### Problem details
Nothing in the data should change when you return it, but leave the pictures out.

### Records for the task

........

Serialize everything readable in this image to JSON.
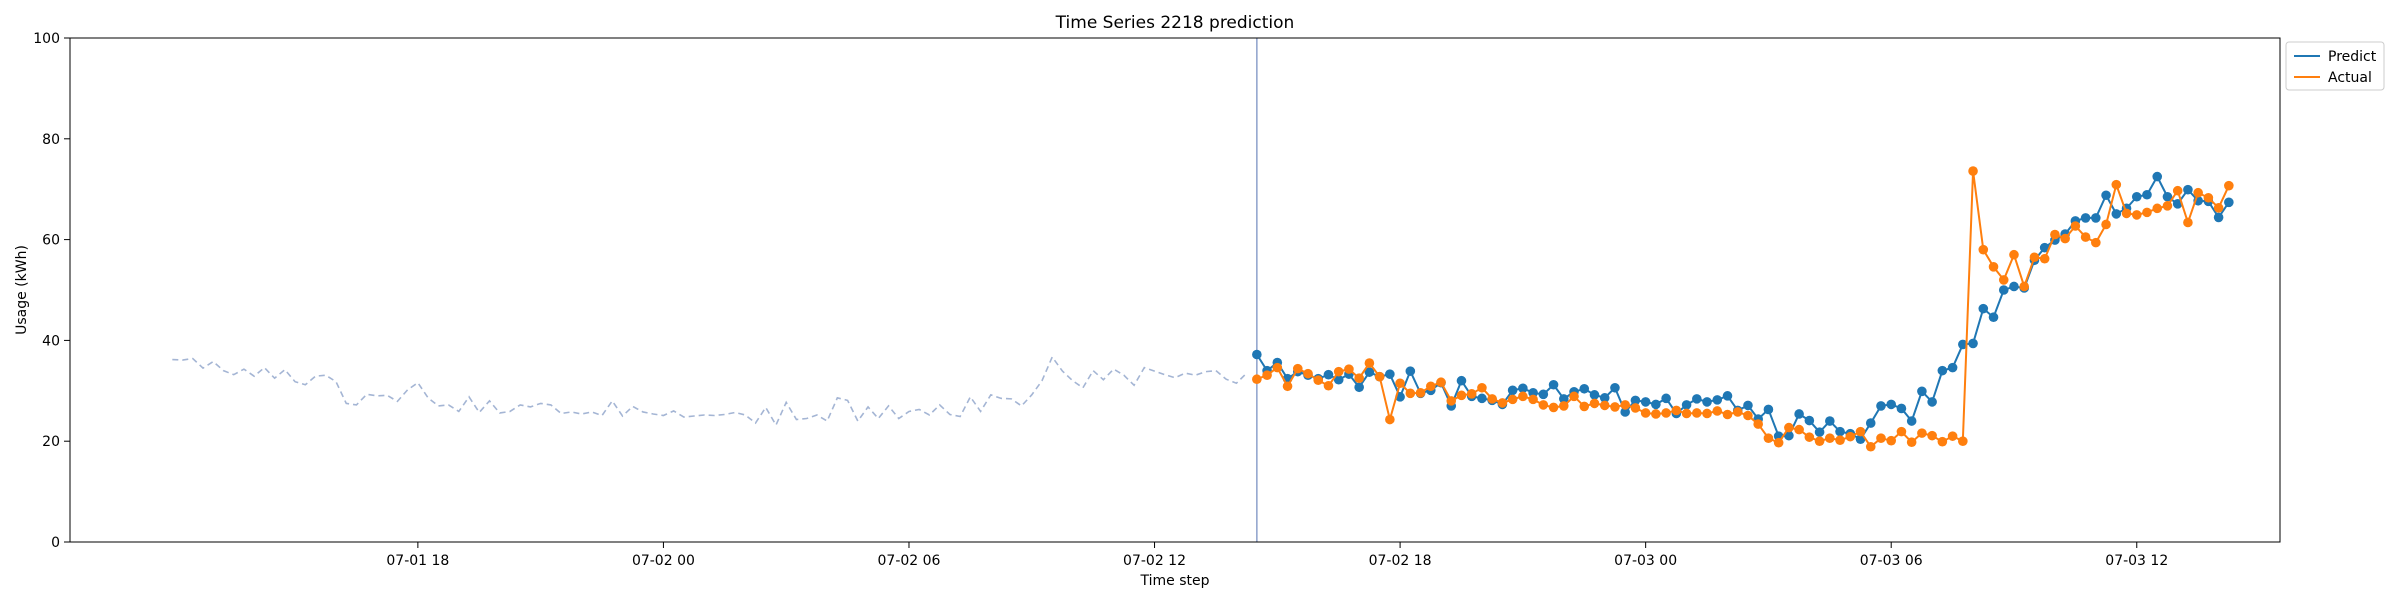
{
  "colors": {
    "predict": "#1f77b4",
    "actual": "#ff7f0e",
    "history": "#a4b5d4",
    "split_line": "#8da0cb"
  },
  "chart_data": {
    "type": "line",
    "title": "Time Series 2218 prediction",
    "xlabel": "Time step",
    "ylabel": "Usage (kWh)",
    "ylim": [
      0,
      100
    ],
    "yticks": [
      0,
      20,
      40,
      60,
      80,
      100
    ],
    "xlim_hours": [
      9.5,
      63.5
    ],
    "xticks": [
      {
        "hour": 18,
        "label": "07-01 18"
      },
      {
        "hour": 24,
        "label": "07-02 00"
      },
      {
        "hour": 30,
        "label": "07-02 06"
      },
      {
        "hour": 36,
        "label": "07-02 12"
      },
      {
        "hour": 42,
        "label": "07-02 18"
      },
      {
        "hour": 48,
        "label": "07-03 00"
      },
      {
        "hour": 54,
        "label": "07-03 06"
      },
      {
        "hour": 60,
        "label": "07-03 12"
      }
    ],
    "x_start_hour": 12,
    "x_step_hours": 0.25,
    "forecast_start_index": 106,
    "legend": {
      "position": "outside-top-right",
      "entries": [
        "Predict",
        "Actual"
      ]
    },
    "grid": false,
    "series": [
      {
        "name": "history",
        "style": "dashed",
        "values": [
          36.2,
          36.1,
          36.4,
          34.5,
          35.8,
          34.0,
          33.2,
          34.3,
          32.9,
          34.6,
          32.5,
          34.2,
          31.8,
          31.2,
          32.9,
          33.1,
          31.8,
          27.5,
          27.2,
          29.3,
          29.0,
          29.1,
          27.9,
          30.2,
          31.6,
          28.6,
          27.0,
          27.2,
          25.9,
          28.8,
          25.7,
          28.0,
          25.6,
          25.9,
          27.2,
          26.8,
          27.5,
          27.2,
          25.5,
          25.8,
          25.4,
          25.8,
          25.1,
          28.0,
          25.0,
          26.9,
          25.8,
          25.4,
          25.1,
          26.0,
          24.8,
          25.0,
          25.2,
          25.1,
          25.3,
          25.7,
          25.2,
          23.6,
          26.7,
          23.2,
          27.7,
          24.3,
          24.5,
          25.2,
          24.0,
          28.6,
          28.1,
          24.0,
          26.8,
          24.5,
          27.0,
          24.5,
          25.9,
          26.3,
          25.2,
          27.2,
          25.3,
          24.9,
          28.8,
          25.9,
          29.2,
          28.5,
          28.4,
          27.0,
          29.2,
          32.0,
          36.7,
          33.9,
          32.0,
          30.6,
          34.0,
          32.2,
          34.3,
          33.1,
          31.1,
          34.6,
          33.9,
          33.2,
          32.6,
          33.5,
          33.1,
          33.8,
          34.0,
          32.3,
          31.5,
          33.5
        ]
      },
      {
        "name": "Predict",
        "style": "solid-marker",
        "values": [
          37.2,
          34.0,
          35.6,
          32.4,
          33.8,
          33.1,
          32.4,
          33.2,
          32.2,
          33.3,
          30.7,
          33.7,
          32.8,
          33.3,
          28.8,
          33.9,
          29.5,
          30.1,
          31.6,
          27.0,
          32.0,
          28.9,
          28.5,
          28.1,
          27.3,
          30.1,
          30.5,
          29.6,
          29.3,
          31.2,
          28.4,
          29.8,
          30.4,
          29.2,
          28.6,
          30.6,
          25.8,
          28.1,
          27.8,
          27.3,
          28.5,
          25.5,
          27.2,
          28.4,
          27.8,
          28.2,
          29.0,
          26.1,
          27.1,
          24.4,
          26.3,
          21.0,
          21.1,
          25.4,
          24.1,
          21.8,
          24.0,
          21.9,
          21.5,
          20.4,
          23.6,
          27.0,
          27.3,
          26.5,
          24.0,
          29.9,
          27.8,
          34.0,
          34.6,
          39.2,
          39.4,
          46.3,
          44.6,
          50.0,
          50.7,
          50.4,
          55.9,
          58.4,
          59.9,
          61.1,
          63.7,
          64.3,
          64.3,
          68.8,
          65.1,
          66.2,
          68.5,
          68.9,
          72.5,
          68.5,
          67.1,
          69.9,
          67.7,
          67.6,
          64.4,
          67.4
        ]
      },
      {
        "name": "Actual",
        "style": "solid-marker",
        "values": [
          32.3,
          33.1,
          34.6,
          30.9,
          34.4,
          33.4,
          32.1,
          31.0,
          33.8,
          34.3,
          32.5,
          35.5,
          32.8,
          24.3,
          31.5,
          29.5,
          29.6,
          30.9,
          31.7,
          28.0,
          29.1,
          29.4,
          30.6,
          28.4,
          27.6,
          28.3,
          28.9,
          28.3,
          27.2,
          26.7,
          27.0,
          28.9,
          26.9,
          27.5,
          27.1,
          26.8,
          27.2,
          26.6,
          25.6,
          25.4,
          25.6,
          26.1,
          25.5,
          25.6,
          25.5,
          26.0,
          25.3,
          25.8,
          25.1,
          23.4,
          20.6,
          19.7,
          22.7,
          22.3,
          20.8,
          20.0,
          20.6,
          20.2,
          20.9,
          21.9,
          18.9,
          20.6,
          20.1,
          21.9,
          19.8,
          21.6,
          21.1,
          19.9,
          21.0,
          20.0,
          73.6,
          58.0,
          54.6,
          52.0,
          57.0,
          50.7,
          56.5,
          56.2,
          61.0,
          60.2,
          62.7,
          60.5,
          59.4,
          63.0,
          70.9,
          65.2,
          64.9,
          65.4,
          66.2,
          66.7,
          69.7,
          63.4,
          69.3,
          68.3,
          66.3,
          70.7
        ]
      }
    ]
  }
}
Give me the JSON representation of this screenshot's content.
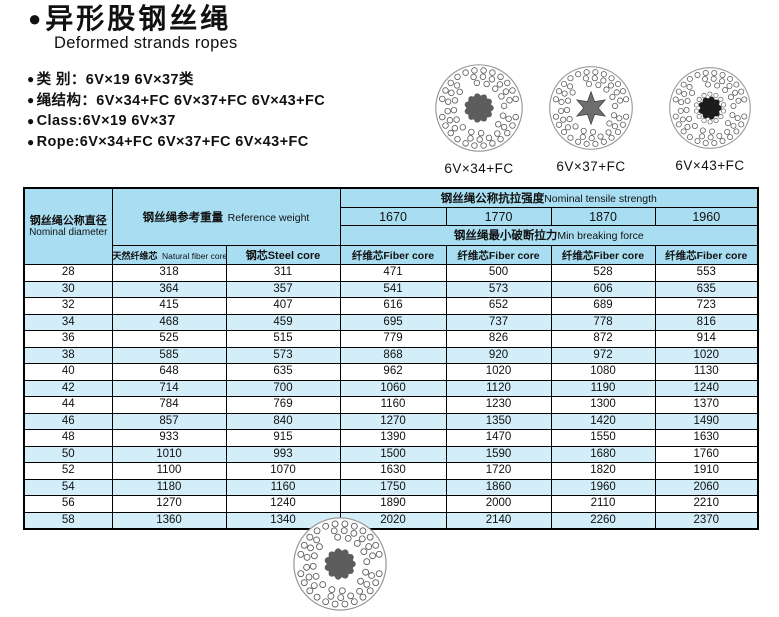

........

### Solution to this problem
Serialize everything readable in this image to JSON.
{
  "colors": {
    "predict": "#1f77b4",
    "actual": "#ff7f0e",
    "history": "#a4b5d4",
    "split_line": "#8da0cb"
  },
  "chart_data": {
    "type": "line",
    "title": "Time Series 2218 prediction",
    "xlabel": "Time step",
    "ylabel": "Usage (kWh)",
    "ylim": [
      0,
      100
    ],
    "yticks": [
      0,
      20,
      40,
      60,
      80,
      100
    ],
    "xlim_hours": [
      9.5,
      63.5
    ],
    "xticks": [
      {
        "hour": 18,
        "label": "07-01 18"
      },
      {
        "hour": 24,
        "label": "07-02 00"
      },
      {
        "hour": 30,
        "label": "07-02 06"
      },
      {
        "hour": 36,
        "label": "07-02 12"
      },
      {
        "hour": 42,
        "label": "07-02 18"
      },
      {
        "hour": 48,
        "label": "07-03 00"
      },
      {
        "hour": 54,
        "label": "07-03 06"
      },
      {
        "hour": 60,
        "label": "07-03 12"
      }
    ],
    "x_start_hour": 12,
    "x_step_hours": 0.25,
    "forecast_start_index": 106,
    "legend": {
      "position": "outside-top-right",
      "entries": [
        "Predict",
        "Actual"
      ]
    },
    "grid": false,
    "series": [
      {
        "name": "history",
        "style": "dashed",
        "values": [
          36.2,
          36.1,
          36.4,
          34.5,
          35.8,
          34.0,
          33.2,
          34.3,
          32.9,
          34.6,
          32.5,
          34.2,
          31.8,
          31.2,
          32.9,
          33.1,
          31.8,
          27.5,
          27.2,
          29.3,
          29.0,
          29.1,
          27.9,
          30.2,
          31.6,
          28.6,
          27.0,
          27.2,
          25.9,
          28.8,
          25.7,
          28.0,
          25.6,
          25.9,
          27.2,
          26.8,
          27.5,
          27.2,
          25.5,
          25.8,
          25.4,
          25.8,
          25.1,
          28.0,
          25.0,
          26.9,
          25.8,
          25.4,
          25.1,
          26.0,
          24.8,
          25.0,
          25.2,
          25.1,
          25.3,
          25.7,
          25.2,
          23.6,
          26.7,
          23.2,
          27.7,
          24.3,
          24.5,
          25.2,
          24.0,
          28.6,
          28.1,
          24.0,
          26.8,
          24.5,
          27.0,
          24.5,
          25.9,
          26.3,
          25.2,
          27.2,
          25.3,
          24.9,
          28.8,
          25.9,
          29.2,
          28.5,
          28.4,
          27.0,
          29.2,
          32.0,
          36.7,
          33.9,
          32.0,
          30.6,
          34.0,
          32.2,
          34.3,
          33.1,
          31.1,
          34.6,
          33.9,
          33.2,
          32.6,
          33.5,
          33.1,
          33.8,
          34.0,
          32.3,
          31.5,
          33.5
        ]
      },
      {
        "name": "Predict",
        "style": "solid-marker",
        "values": [
          37.2,
          34.0,
          35.6,
          32.4,
          33.8,
          33.1,
          32.4,
          33.2,
          32.2,
          33.3,
          30.7,
          33.7,
          32.8,
          33.3,
          28.8,
          33.9,
          29.5,
          30.1,
          31.6,
          27.0,
          32.0,
          28.9,
          28.5,
          28.1,
          27.3,
          30.1,
          30.5,
          29.6,
          29.3,
          31.2,
          28.4,
          29.8,
          30.4,
          29.2,
          28.6,
          30.6,
          25.8,
          28.1,
          27.8,
          27.3,
          28.5,
          25.5,
          27.2,
          28.4,
          27.8,
          28.2,
          29.0,
          26.1,
          27.1,
          24.4,
          26.3,
          21.0,
          21.1,
          25.4,
          24.1,
          21.8,
          24.0,
          21.9,
          21.5,
          20.4,
          23.6,
          27.0,
          27.3,
          26.5,
          24.0,
          29.9,
          27.8,
          34.0,
          34.6,
          39.2,
          39.4,
          46.3,
          44.6,
          50.0,
          50.7,
          50.4,
          55.9,
          58.4,
          59.9,
          61.1,
          63.7,
          64.3,
          64.3,
          68.8,
          65.1,
          66.2,
          68.5,
          68.9,
          72.5,
          68.5,
          67.1,
          69.9,
          67.7,
          67.6,
          64.4,
          67.4
        ]
      },
      {
        "name": "Actual",
        "style": "solid-marker",
        "values": [
          32.3,
          33.1,
          34.6,
          30.9,
          34.4,
          33.4,
          32.1,
          31.0,
          33.8,
          34.3,
          32.5,
          35.5,
          32.8,
          24.3,
          31.5,
          29.5,
          29.6,
          30.9,
          31.7,
          28.0,
          29.1,
          29.4,
          30.6,
          28.4,
          27.6,
          28.3,
          28.9,
          28.3,
          27.2,
          26.7,
          27.0,
          28.9,
          26.9,
          27.5,
          27.1,
          26.8,
          27.2,
          26.6,
          25.6,
          25.4,
          25.6,
          26.1,
          25.5,
          25.6,
          25.5,
          26.0,
          25.3,
          25.8,
          25.1,
          23.4,
          20.6,
          19.7,
          22.7,
          22.3,
          20.8,
          20.0,
          20.6,
          20.2,
          20.9,
          21.9,
          18.9,
          20.6,
          20.1,
          21.9,
          19.8,
          21.6,
          21.1,
          19.9,
          21.0,
          20.0,
          73.6,
          58.0,
          54.6,
          52.0,
          57.0,
          50.7,
          56.5,
          56.2,
          61.0,
          60.2,
          62.7,
          60.5,
          59.4,
          63.0,
          70.9,
          65.2,
          64.9,
          65.4,
          66.2,
          66.7,
          69.7,
          63.4,
          69.3,
          68.3,
          66.3,
          70.7
        ]
      }
    ]
  }
}
Give me the JSON representation of this screenshot's content.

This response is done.